→ **Task details**: Set down each record below precisely, skipping the pictures.

→ **Records supplied**:
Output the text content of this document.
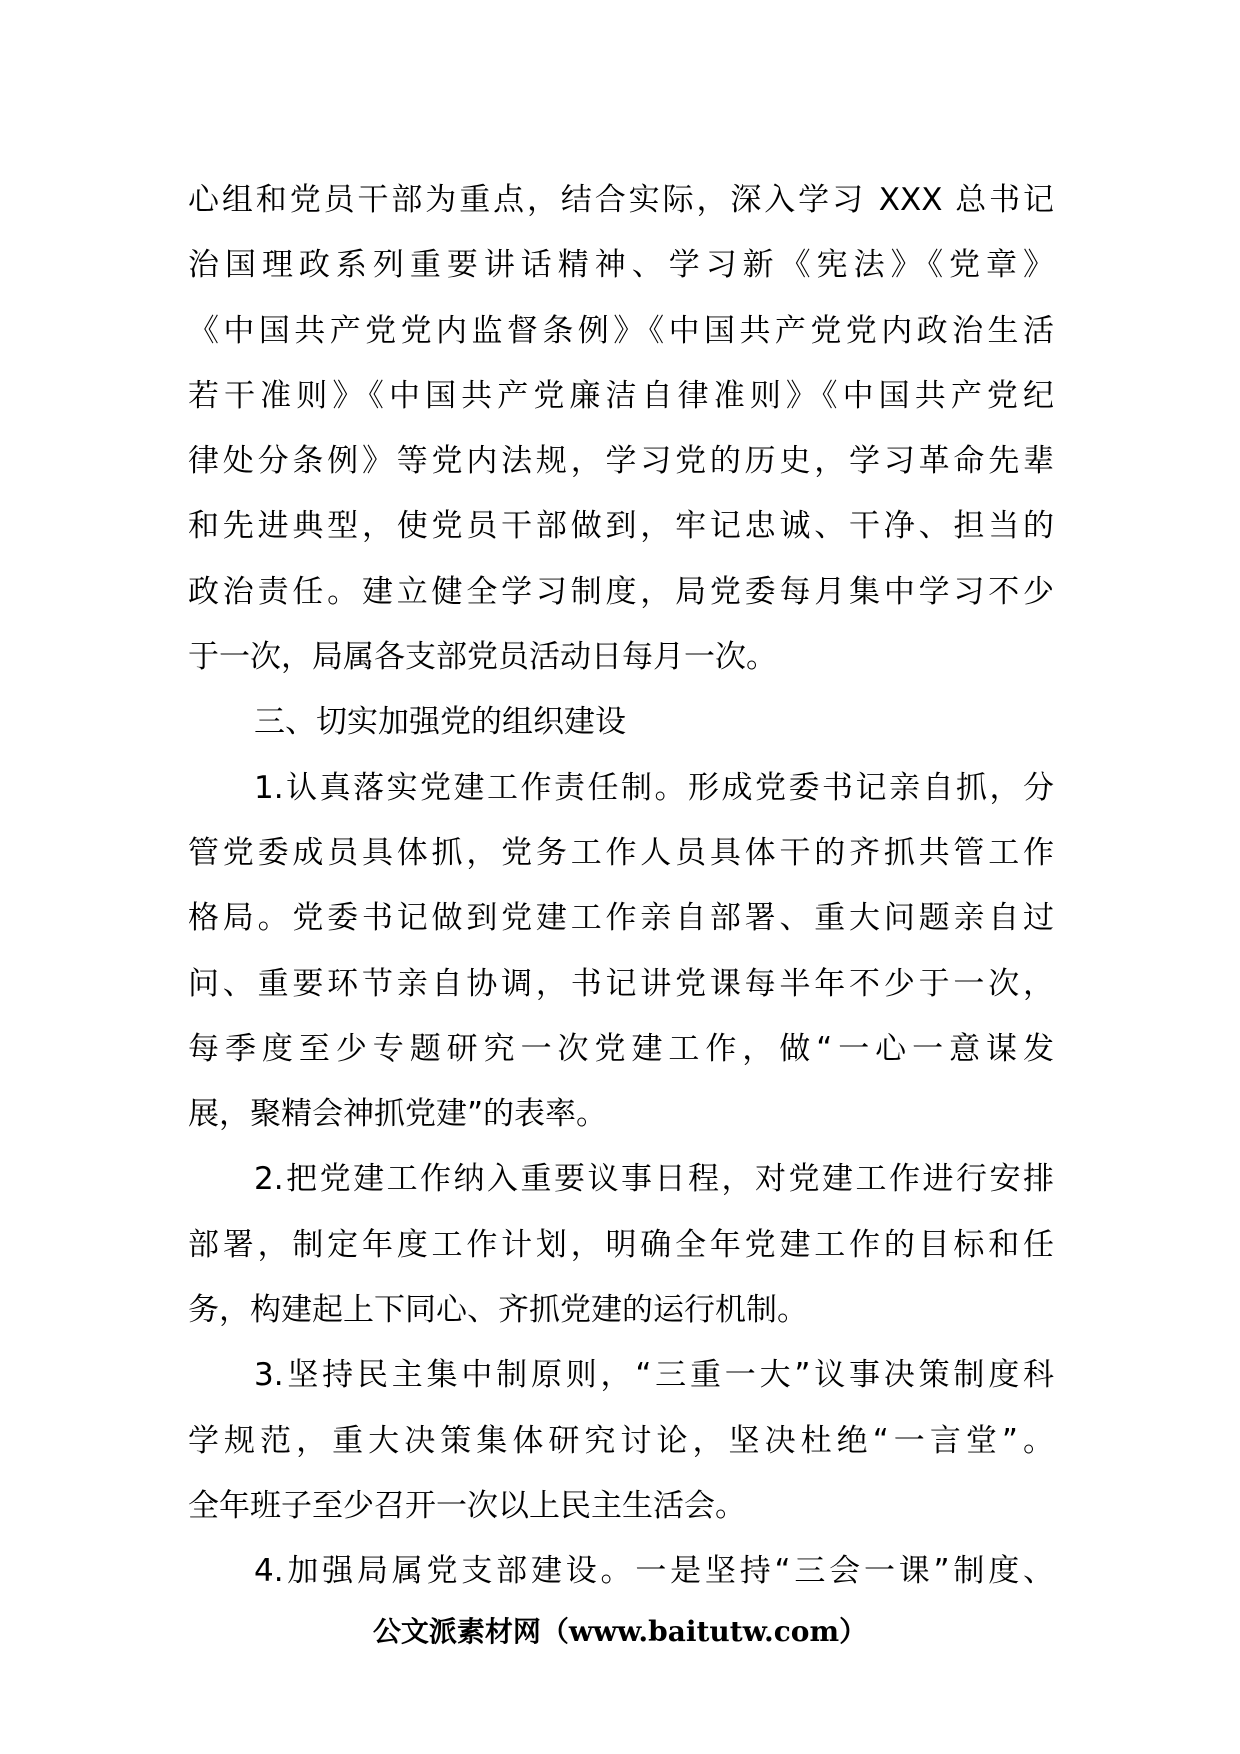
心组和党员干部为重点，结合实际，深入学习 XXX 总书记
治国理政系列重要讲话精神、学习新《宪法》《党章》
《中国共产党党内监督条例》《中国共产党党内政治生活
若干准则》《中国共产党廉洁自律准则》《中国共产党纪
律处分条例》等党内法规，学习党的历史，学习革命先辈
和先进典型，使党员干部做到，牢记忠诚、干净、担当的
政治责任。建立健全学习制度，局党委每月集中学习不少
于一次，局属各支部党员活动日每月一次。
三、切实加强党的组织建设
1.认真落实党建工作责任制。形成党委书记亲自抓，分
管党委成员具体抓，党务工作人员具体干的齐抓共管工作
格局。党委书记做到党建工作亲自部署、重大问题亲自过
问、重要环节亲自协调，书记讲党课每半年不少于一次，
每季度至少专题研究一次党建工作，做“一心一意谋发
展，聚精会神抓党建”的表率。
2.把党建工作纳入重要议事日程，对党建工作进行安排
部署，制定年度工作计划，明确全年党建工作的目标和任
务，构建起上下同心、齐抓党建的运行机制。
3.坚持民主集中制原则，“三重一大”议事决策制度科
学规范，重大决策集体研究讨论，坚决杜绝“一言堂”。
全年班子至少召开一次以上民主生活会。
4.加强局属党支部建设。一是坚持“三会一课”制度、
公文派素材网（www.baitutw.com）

→ **Complete output**:
Output the text content of this document.
心组和党员干部为重点，结合实际，深入学习 XXX 总书记
治国理政系列重要讲话精神、学习新《宪法》《党章》
《中国共产党党内监督条例》《中国共产党党内政治生活
若干准则》《中国共产党廉洁自律准则》《中国共产党纪
律处分条例》等党内法规，学习党的历史，学习革命先辈
和先进典型，使党员干部做到，牢记忠诚、干净、担当的
政治责任。建立健全学习制度，局党委每月集中学习不少
于一次，局属各支部党员活动日每月一次。
三、切实加强党的组织建设
1.认真落实党建工作责任制。形成党委书记亲自抓，分
管党委成员具体抓，党务工作人员具体干的齐抓共管工作
格局。党委书记做到党建工作亲自部署、重大问题亲自过
问、重要环节亲自协调，书记讲党课每半年不少于一次，
每季度至少专题研究一次党建工作，做“一心一意谋发
展，聚精会神抓党建”的表率。
2.把党建工作纳入重要议事日程，对党建工作进行安排
部署，制定年度工作计划，明确全年党建工作的目标和任
务，构建起上下同心、齐抓党建的运行机制。
3.坚持民主集中制原则，“三重一大”议事决策制度科
学规范，重大决策集体研究讨论，坚决杜绝“一言堂”。
全年班子至少召开一次以上民主生活会。
4.加强局属党支部建设。一是坚持“三会一课”制度、
公文派素材网（www.baitutw.com）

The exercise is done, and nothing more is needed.